> **WHAT THE EXERCISE ASKS**
Filter these entries so that only lines with the word "xlabel" remain.
=== DATA EXTRACT ===
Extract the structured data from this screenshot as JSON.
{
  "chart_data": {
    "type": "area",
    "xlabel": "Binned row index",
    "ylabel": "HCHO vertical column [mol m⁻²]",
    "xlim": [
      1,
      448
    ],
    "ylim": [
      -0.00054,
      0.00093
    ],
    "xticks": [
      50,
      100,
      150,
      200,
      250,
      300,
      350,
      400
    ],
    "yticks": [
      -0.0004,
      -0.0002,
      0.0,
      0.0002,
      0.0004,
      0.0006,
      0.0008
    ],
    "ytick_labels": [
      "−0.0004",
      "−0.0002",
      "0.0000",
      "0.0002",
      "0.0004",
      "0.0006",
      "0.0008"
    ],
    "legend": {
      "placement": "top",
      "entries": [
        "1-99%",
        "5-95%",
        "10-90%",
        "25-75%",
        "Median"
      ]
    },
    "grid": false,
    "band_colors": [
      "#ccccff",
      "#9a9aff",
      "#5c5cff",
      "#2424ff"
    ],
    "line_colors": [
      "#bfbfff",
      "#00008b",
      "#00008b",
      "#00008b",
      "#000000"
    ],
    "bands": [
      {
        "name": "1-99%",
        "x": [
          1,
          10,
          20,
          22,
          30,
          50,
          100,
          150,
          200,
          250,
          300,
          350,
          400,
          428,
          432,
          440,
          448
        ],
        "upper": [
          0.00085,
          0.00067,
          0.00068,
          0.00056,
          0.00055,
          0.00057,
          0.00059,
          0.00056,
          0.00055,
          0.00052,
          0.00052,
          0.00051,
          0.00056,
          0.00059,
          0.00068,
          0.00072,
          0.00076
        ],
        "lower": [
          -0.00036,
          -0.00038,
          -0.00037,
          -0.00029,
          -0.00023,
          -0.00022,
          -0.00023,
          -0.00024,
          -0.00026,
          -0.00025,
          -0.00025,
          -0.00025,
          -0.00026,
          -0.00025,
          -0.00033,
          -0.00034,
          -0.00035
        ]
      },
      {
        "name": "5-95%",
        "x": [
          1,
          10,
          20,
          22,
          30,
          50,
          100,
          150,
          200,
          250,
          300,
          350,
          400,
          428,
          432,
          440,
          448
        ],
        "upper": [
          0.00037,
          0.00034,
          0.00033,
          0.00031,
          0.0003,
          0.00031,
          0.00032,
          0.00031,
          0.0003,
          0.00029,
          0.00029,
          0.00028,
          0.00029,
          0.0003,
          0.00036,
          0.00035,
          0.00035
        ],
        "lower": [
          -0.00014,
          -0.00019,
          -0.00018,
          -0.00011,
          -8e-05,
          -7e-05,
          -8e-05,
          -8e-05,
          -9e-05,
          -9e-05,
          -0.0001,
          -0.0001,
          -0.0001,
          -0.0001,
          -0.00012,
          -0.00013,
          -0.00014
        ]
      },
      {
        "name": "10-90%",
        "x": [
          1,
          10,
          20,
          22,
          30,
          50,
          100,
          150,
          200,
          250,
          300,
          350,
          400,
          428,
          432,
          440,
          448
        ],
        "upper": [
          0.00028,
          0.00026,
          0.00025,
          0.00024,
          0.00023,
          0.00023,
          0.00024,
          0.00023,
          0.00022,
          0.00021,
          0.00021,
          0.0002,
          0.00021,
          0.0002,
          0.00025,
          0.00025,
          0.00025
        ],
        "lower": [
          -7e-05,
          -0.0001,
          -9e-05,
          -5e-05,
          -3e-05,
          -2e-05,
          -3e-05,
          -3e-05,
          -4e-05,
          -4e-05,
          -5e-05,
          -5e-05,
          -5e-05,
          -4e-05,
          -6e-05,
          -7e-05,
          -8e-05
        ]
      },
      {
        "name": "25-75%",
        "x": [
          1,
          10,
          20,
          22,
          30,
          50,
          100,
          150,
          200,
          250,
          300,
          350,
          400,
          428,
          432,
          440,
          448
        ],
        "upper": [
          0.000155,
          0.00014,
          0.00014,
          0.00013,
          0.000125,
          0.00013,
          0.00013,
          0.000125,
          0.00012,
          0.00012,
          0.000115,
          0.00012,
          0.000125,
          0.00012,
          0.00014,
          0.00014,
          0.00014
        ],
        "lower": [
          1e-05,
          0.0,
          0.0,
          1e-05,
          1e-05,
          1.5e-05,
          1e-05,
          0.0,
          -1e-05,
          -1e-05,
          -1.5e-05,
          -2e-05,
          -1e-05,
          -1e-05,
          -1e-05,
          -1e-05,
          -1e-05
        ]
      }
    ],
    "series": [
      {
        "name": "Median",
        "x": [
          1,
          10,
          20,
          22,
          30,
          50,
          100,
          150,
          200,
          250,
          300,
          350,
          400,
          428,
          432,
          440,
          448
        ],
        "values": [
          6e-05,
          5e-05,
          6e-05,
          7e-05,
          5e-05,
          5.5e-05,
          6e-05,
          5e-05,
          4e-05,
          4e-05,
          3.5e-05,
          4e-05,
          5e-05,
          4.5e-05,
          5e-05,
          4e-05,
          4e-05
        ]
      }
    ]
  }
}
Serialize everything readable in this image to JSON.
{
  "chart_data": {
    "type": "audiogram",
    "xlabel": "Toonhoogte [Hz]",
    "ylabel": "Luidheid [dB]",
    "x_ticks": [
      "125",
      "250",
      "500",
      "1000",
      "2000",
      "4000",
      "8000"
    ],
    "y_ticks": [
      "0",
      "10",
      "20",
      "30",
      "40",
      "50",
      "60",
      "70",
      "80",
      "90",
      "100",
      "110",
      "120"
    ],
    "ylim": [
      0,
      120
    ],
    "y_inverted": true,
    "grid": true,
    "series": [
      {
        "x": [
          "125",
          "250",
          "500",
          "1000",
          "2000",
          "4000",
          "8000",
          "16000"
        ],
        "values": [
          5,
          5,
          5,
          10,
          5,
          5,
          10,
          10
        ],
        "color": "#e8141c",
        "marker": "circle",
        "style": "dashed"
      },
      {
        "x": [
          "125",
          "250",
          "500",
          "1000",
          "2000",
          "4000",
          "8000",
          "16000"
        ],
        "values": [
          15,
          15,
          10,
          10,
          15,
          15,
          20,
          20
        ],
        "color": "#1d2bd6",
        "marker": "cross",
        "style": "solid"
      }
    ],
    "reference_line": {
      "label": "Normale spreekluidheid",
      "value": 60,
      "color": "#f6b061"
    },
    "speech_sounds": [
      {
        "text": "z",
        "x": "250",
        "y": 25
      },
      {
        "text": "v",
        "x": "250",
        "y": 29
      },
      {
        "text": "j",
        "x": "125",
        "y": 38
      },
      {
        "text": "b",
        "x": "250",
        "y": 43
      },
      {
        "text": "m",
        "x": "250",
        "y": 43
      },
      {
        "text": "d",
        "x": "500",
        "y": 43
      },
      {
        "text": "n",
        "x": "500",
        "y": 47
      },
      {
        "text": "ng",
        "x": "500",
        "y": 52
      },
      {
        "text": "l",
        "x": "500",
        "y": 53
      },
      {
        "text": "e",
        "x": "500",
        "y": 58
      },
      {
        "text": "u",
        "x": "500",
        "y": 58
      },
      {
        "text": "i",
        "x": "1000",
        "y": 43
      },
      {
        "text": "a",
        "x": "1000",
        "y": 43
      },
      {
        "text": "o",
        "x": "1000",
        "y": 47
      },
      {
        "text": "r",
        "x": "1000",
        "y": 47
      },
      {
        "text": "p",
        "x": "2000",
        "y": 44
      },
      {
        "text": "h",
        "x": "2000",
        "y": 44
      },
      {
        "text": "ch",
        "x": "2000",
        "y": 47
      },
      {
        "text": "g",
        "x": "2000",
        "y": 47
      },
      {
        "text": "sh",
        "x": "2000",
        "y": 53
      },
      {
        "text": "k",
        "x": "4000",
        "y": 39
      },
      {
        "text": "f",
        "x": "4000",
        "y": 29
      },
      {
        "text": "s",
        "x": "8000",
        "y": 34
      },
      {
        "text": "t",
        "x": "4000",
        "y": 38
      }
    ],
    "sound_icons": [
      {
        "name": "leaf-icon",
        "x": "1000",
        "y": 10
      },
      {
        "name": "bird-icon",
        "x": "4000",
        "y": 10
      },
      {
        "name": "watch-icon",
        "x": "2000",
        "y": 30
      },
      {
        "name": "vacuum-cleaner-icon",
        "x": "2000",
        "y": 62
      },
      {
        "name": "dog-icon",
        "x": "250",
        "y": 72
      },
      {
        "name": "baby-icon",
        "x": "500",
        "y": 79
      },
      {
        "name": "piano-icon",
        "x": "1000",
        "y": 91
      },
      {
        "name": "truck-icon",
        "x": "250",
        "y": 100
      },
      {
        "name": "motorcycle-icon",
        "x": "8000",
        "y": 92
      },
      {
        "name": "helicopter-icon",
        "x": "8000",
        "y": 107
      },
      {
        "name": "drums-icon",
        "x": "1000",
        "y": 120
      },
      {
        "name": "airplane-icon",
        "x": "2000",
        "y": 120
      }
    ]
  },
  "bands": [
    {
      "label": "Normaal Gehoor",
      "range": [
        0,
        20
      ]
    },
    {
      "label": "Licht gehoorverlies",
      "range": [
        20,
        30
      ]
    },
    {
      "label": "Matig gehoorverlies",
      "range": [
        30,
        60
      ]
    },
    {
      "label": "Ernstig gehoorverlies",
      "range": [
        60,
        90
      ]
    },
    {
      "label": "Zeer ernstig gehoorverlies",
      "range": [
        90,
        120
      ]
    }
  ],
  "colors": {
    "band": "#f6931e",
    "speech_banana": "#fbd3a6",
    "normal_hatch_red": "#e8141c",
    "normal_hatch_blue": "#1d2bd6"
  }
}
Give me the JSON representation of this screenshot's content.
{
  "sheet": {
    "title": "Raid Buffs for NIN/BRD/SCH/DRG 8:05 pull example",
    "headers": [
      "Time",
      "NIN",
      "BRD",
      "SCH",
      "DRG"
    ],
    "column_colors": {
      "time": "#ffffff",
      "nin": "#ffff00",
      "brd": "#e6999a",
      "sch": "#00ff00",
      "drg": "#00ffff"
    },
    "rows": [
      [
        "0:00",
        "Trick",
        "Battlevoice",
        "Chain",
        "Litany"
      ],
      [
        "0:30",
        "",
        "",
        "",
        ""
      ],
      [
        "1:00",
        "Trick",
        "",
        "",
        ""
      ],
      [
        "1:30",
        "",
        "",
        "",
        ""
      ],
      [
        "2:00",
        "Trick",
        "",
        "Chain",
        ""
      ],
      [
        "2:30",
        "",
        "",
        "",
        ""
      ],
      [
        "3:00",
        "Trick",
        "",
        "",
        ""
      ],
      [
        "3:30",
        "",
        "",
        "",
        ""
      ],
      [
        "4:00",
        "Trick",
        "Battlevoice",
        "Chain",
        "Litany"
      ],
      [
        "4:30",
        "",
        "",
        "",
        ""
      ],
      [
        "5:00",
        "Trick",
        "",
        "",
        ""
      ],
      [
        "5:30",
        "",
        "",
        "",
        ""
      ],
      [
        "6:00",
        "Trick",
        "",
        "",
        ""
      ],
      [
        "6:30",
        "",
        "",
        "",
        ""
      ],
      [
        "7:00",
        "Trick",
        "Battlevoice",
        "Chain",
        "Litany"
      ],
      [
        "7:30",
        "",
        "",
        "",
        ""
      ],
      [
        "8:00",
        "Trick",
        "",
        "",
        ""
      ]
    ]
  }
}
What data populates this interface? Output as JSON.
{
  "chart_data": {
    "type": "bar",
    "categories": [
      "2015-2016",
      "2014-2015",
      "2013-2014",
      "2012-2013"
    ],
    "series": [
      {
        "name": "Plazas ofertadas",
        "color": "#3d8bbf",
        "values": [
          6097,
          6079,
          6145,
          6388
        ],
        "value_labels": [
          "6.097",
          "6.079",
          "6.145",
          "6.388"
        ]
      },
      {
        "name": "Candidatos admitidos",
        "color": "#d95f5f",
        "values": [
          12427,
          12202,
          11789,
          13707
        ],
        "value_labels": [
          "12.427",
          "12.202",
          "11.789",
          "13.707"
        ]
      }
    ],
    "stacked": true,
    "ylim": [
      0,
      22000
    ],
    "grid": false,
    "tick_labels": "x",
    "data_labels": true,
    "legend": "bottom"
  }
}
===
> **ANSWER TO THE TASK**
    "xlabel": "Binned row index",
    "xlabel": "Toonhoogte [Hz]",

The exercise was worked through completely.